MATERIAL SHOWN
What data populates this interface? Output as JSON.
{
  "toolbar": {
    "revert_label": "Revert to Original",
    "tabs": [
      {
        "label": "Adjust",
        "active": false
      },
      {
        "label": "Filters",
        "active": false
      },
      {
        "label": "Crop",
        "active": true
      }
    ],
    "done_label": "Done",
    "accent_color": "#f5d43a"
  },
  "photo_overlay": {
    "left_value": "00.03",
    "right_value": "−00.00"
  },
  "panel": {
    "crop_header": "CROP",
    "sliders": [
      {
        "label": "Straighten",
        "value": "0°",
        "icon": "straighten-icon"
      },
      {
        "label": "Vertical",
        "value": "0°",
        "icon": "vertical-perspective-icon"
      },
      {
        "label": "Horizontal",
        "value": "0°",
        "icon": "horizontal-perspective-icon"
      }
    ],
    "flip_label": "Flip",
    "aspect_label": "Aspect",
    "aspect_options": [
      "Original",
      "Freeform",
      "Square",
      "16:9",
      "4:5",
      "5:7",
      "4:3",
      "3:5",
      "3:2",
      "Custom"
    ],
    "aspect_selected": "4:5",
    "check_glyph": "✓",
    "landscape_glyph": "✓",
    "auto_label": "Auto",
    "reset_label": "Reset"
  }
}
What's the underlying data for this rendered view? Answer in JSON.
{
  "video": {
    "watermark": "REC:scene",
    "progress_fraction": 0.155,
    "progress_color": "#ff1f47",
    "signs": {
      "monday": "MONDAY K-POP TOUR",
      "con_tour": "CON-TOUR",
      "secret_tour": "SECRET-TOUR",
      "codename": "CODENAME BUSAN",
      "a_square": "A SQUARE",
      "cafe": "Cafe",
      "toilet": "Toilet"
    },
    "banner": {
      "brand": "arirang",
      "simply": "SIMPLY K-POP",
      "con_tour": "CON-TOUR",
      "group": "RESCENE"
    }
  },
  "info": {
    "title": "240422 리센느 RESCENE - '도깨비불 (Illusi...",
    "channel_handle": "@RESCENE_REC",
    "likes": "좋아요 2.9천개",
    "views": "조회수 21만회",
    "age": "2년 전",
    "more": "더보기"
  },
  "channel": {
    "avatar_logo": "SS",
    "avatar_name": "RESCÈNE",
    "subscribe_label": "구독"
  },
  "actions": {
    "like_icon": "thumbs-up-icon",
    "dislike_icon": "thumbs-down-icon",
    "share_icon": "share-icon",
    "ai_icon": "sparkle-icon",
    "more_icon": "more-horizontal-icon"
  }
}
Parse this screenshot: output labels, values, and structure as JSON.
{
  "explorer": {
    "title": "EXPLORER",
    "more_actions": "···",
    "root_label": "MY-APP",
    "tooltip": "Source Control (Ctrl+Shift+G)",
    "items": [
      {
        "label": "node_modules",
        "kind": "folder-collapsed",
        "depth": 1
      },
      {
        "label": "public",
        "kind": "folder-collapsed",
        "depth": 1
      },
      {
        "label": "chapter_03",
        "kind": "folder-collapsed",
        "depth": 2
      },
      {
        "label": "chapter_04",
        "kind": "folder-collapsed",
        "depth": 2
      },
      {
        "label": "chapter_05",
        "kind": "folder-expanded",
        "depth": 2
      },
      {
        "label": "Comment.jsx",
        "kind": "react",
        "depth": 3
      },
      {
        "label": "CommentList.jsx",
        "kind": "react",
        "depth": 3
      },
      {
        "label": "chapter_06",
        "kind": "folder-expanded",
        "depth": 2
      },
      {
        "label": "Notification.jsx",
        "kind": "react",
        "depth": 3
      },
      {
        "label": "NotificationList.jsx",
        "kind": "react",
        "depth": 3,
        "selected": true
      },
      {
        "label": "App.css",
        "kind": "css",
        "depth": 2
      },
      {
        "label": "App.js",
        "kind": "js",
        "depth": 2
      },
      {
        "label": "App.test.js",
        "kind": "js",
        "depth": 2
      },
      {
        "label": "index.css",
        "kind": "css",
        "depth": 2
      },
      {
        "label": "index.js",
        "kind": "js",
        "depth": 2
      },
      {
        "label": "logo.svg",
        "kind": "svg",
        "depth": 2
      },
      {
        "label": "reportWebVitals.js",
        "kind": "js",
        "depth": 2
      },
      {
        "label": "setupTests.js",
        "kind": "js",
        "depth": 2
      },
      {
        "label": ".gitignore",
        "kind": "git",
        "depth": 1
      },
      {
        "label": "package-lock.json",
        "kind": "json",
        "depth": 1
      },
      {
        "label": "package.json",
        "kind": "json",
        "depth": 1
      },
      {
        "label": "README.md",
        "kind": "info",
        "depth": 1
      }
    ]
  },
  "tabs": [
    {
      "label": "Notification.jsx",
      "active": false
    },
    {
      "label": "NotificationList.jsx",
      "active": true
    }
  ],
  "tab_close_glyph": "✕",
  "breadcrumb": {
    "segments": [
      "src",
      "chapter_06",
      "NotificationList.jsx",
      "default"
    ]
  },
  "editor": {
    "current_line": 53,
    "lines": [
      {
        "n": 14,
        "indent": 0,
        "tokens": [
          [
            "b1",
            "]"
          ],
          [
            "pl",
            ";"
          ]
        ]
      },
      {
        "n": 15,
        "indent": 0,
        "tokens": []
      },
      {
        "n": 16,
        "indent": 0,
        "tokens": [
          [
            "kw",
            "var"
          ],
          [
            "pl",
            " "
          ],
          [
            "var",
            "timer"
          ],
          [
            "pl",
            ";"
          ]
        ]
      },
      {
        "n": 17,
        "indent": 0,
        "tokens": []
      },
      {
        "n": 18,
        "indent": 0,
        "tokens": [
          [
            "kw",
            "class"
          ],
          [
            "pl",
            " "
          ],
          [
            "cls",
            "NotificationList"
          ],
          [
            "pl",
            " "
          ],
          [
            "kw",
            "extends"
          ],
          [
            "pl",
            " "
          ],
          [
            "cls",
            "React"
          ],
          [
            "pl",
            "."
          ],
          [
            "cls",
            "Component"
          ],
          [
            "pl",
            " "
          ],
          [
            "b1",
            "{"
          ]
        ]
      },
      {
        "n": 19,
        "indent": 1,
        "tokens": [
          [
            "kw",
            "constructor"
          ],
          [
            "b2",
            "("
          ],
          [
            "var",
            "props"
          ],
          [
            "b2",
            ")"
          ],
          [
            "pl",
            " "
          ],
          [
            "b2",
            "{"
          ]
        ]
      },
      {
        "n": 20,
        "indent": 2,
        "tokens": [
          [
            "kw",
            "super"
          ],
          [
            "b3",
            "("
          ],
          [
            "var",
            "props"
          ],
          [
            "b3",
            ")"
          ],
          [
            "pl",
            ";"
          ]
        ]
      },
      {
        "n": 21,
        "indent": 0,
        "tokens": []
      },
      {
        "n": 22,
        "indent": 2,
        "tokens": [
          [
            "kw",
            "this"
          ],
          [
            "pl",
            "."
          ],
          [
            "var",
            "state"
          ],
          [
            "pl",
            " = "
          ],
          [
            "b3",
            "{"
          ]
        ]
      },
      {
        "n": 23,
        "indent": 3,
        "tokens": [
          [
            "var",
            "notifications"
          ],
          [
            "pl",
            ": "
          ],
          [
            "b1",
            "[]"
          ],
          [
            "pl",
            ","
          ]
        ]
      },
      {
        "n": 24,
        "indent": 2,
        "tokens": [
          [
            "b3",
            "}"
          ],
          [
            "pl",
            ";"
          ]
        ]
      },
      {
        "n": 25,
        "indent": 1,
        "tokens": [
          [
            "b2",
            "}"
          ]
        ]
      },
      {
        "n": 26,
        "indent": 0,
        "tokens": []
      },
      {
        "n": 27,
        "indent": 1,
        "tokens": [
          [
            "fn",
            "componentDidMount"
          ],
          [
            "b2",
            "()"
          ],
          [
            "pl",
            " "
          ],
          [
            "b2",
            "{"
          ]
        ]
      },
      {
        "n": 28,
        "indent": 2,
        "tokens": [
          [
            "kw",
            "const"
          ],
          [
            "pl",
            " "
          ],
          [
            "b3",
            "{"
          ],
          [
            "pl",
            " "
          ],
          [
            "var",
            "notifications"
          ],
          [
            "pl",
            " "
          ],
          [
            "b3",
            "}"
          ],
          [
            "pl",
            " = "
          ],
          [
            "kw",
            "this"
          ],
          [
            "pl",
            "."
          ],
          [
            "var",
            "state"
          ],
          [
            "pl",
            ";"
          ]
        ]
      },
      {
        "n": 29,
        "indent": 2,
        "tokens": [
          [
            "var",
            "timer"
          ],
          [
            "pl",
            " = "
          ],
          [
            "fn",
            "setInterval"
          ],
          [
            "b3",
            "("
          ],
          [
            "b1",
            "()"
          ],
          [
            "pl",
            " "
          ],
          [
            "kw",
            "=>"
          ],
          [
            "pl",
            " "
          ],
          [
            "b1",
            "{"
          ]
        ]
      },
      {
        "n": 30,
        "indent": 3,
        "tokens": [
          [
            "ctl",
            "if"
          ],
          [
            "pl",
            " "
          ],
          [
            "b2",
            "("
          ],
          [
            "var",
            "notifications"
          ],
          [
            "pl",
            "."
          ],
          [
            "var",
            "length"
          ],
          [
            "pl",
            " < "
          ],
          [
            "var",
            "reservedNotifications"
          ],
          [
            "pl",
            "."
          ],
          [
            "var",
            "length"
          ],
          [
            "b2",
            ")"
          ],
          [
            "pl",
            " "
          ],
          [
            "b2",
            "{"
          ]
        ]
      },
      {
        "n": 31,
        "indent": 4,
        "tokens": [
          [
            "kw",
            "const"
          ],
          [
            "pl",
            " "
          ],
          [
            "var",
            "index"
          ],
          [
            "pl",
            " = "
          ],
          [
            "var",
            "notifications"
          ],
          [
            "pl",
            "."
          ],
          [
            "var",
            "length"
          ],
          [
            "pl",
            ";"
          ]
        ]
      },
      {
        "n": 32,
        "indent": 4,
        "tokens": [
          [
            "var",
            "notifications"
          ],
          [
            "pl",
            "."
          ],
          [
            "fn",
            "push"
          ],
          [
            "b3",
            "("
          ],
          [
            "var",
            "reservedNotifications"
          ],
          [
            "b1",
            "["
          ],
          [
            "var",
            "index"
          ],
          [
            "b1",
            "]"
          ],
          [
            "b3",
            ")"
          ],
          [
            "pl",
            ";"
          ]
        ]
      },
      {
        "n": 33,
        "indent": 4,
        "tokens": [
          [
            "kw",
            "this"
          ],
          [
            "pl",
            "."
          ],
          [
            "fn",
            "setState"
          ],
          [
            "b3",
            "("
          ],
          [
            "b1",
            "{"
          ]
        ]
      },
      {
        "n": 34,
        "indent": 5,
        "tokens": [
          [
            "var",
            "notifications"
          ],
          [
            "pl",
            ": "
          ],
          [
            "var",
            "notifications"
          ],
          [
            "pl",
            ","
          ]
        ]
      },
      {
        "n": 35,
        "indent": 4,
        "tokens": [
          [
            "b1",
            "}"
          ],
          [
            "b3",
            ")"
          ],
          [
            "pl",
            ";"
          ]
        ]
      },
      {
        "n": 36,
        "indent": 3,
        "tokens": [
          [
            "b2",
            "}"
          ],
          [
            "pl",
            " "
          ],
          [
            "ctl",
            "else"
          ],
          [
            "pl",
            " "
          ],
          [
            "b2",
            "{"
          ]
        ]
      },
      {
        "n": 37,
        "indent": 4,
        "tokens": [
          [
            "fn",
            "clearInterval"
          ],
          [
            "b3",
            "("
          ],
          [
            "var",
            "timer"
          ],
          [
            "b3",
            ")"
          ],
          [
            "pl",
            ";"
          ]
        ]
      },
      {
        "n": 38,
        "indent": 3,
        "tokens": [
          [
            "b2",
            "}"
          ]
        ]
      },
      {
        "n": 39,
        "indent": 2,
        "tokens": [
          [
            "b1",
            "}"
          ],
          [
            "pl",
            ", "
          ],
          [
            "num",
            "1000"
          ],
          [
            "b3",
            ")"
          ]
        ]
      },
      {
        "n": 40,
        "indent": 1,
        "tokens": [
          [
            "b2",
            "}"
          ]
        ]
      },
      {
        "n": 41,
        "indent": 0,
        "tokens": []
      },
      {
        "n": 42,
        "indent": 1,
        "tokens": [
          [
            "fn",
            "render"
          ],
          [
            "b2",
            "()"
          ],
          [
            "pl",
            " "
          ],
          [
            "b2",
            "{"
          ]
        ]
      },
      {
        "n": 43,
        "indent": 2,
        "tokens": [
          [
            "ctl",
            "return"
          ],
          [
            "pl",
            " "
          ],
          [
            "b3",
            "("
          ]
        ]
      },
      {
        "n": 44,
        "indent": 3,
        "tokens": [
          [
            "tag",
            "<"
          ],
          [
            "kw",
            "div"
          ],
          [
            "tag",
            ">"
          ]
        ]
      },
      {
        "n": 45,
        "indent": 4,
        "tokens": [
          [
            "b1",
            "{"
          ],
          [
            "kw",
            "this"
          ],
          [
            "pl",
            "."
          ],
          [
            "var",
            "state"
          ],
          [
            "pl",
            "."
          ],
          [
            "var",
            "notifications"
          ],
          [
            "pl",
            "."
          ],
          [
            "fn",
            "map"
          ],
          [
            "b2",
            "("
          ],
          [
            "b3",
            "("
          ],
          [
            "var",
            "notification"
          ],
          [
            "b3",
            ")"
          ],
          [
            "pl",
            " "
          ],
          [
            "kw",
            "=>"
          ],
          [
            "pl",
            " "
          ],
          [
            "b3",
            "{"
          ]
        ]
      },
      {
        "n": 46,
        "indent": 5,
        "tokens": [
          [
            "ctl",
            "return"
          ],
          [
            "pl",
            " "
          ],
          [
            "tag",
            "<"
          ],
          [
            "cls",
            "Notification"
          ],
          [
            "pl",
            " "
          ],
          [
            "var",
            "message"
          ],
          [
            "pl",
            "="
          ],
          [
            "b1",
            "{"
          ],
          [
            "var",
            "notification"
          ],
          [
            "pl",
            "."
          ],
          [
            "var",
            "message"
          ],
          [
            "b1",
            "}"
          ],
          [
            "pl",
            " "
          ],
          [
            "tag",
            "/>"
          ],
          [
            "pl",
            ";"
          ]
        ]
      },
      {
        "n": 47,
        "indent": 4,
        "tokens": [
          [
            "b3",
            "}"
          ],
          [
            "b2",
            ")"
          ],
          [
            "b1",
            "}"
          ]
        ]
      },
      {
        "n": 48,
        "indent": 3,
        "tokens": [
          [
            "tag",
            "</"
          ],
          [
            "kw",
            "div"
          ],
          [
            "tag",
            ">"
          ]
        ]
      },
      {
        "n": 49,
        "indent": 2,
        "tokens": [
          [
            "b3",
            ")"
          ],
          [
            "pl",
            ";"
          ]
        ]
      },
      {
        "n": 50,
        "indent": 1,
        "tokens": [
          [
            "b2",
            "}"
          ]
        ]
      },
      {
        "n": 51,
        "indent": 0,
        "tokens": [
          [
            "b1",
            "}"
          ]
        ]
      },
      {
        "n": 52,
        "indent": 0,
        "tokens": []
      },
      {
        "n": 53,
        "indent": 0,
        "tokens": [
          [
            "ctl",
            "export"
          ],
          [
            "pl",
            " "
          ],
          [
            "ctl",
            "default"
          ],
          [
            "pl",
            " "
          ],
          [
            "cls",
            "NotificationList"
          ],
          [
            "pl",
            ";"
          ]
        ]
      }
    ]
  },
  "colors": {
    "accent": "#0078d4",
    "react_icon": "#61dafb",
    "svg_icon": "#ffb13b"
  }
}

WHAT YOU ARE ASKED TO DO
Find the lines above that contain the word "Original" and collect them.

REPLY
    "revert_label": "Revert to Original",
      "Original",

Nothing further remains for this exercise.